[Extracted records]

○ ○ ○ ○ ○

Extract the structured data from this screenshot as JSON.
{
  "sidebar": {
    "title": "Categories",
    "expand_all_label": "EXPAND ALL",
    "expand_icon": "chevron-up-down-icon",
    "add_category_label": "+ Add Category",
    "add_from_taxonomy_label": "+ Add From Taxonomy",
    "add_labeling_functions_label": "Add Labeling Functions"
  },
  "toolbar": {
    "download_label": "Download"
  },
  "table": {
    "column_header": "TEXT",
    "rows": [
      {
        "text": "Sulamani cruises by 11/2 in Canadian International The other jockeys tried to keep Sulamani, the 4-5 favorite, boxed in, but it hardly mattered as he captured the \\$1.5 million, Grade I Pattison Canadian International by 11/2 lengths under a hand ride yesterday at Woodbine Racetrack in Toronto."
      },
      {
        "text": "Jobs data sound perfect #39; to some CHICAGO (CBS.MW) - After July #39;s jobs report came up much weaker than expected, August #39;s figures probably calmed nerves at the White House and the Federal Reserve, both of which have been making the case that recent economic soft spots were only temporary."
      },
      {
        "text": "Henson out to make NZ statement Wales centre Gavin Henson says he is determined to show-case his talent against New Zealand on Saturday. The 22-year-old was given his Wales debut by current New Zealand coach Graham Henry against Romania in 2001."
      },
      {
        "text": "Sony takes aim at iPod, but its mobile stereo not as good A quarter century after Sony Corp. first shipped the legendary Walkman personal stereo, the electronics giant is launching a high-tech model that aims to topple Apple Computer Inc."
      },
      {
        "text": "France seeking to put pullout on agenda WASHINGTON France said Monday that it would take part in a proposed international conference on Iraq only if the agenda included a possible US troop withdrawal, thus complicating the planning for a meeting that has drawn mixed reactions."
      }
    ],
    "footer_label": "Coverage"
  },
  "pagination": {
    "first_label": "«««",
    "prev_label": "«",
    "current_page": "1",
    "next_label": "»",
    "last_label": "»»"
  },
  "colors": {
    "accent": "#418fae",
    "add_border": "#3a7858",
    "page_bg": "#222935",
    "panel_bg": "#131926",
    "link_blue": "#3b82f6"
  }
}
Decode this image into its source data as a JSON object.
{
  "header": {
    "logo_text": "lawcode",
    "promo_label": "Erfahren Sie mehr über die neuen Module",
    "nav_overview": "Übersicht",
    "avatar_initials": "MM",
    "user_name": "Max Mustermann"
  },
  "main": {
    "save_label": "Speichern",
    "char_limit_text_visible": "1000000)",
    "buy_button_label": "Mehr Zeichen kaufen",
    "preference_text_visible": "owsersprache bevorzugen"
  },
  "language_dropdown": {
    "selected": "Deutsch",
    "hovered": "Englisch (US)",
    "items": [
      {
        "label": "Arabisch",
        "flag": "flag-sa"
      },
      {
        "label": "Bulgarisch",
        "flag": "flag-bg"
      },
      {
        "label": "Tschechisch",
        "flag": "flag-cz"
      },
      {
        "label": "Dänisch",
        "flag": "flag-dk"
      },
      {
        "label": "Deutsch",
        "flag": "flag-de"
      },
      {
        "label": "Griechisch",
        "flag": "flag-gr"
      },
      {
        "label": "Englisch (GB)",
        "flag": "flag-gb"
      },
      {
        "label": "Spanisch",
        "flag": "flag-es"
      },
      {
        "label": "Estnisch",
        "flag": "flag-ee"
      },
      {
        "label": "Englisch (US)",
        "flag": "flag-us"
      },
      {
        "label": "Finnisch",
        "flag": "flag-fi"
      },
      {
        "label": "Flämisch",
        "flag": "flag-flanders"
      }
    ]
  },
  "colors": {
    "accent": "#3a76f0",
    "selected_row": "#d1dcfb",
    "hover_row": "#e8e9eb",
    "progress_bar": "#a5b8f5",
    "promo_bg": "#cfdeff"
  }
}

○ ○ ○ ○ ○

> [Requirement] The listing above must be transcribed exactly, line by line.

> [Final result]
Extract the structured data from this screenshot as JSON.
{
  "sidebar": {
    "title": "Categories",
    "expand_all_label": "EXPAND ALL",
    "expand_icon": "chevron-up-down-icon",
    "add_category_label": "+ Add Category",
    "add_from_taxonomy_label": "+ Add From Taxonomy",
    "add_labeling_functions_label": "Add Labeling Functions"
  },
  "toolbar": {
    "download_label": "Download"
  },
  "table": {
    "column_header": "TEXT",
    "rows": [
      {
        "text": "Sulamani cruises by 11/2 in Canadian International The other jockeys tried to keep Sulamani, the 4-5 favorite, boxed in, but it hardly mattered as he captured the \\$1.5 million, Grade I Pattison Canadian International by 11/2 lengths under a hand ride yesterday at Woodbine Racetrack in Toronto."
      },
      {
        "text": "Jobs data sound perfect #39; to some CHICAGO (CBS.MW) - After July #39;s jobs report came up much weaker than expected, August #39;s figures probably calmed nerves at the White House and the Federal Reserve, both of which have been making the case that recent economic soft spots were only temporary."
      },
      {
        "text": "Henson out to make NZ statement Wales centre Gavin Henson says he is determined to show-case his talent against New Zealand on Saturday. The 22-year-old was given his Wales debut by current New Zealand coach Graham Henry against Romania in 2001."
      },
      {
        "text": "Sony takes aim at iPod, but its mobile stereo not as good A quarter century after Sony Corp. first shipped the legendary Walkman personal stereo, the electronics giant is launching a high-tech model that aims to topple Apple Computer Inc."
      },
      {
        "text": "France seeking to put pullout on agenda WASHINGTON France said Monday that it would take part in a proposed international conference on Iraq only if the agenda included a possible US troop withdrawal, thus complicating the planning for a meeting that has drawn mixed reactions."
      }
    ],
    "footer_label": "Coverage"
  },
  "pagination": {
    "first_label": "«««",
    "prev_label": "«",
    "current_page": "1",
    "next_label": "»",
    "last_label": "»»"
  },
  "colors": {
    "accent": "#418fae",
    "add_border": "#3a7858",
    "page_bg": "#222935",
    "panel_bg": "#131926",
    "link_blue": "#3b82f6"
  }
}
Decode this image into its source data as a JSON object.
{
  "header": {
    "logo_text": "lawcode",
    "promo_label": "Erfahren Sie mehr über die neuen Module",
    "nav_overview": "Übersicht",
    "avatar_initials": "MM",
    "user_name": "Max Mustermann"
  },
  "main": {
    "save_label": "Speichern",
    "char_limit_text_visible": "1000000)",
    "buy_button_label": "Mehr Zeichen kaufen",
    "preference_text_visible": "owsersprache bevorzugen"
  },
  "language_dropdown": {
    "selected": "Deutsch",
    "hovered": "Englisch (US)",
    "items": [
      {
        "label": "Arabisch",
        "flag": "flag-sa"
      },
      {
        "label": "Bulgarisch",
        "flag": "flag-bg"
      },
      {
        "label": "Tschechisch",
        "flag": "flag-cz"
      },
      {
        "label": "Dänisch",
        "flag": "flag-dk"
      },
      {
        "label": "Deutsch",
        "flag": "flag-de"
      },
      {
        "label": "Griechisch",
        "flag": "flag-gr"
      },
      {
        "label": "Englisch (GB)",
        "flag": "flag-gb"
      },
      {
        "label": "Spanisch",
        "flag": "flag-es"
      },
      {
        "label": "Estnisch",
        "flag": "flag-ee"
      },
      {
        "label": "Englisch (US)",
        "flag": "flag-us"
      },
      {
        "label": "Finnisch",
        "flag": "flag-fi"
      },
      {
        "label": "Flämisch",
        "flag": "flag-flanders"
      }
    ]
  },
  "colors": {
    "accent": "#3a76f0",
    "selected_row": "#d1dcfb",
    "hover_row": "#e8e9eb",
    "progress_bar": "#a5b8f5",
    "promo_bg": "#cfdeff"
  }
}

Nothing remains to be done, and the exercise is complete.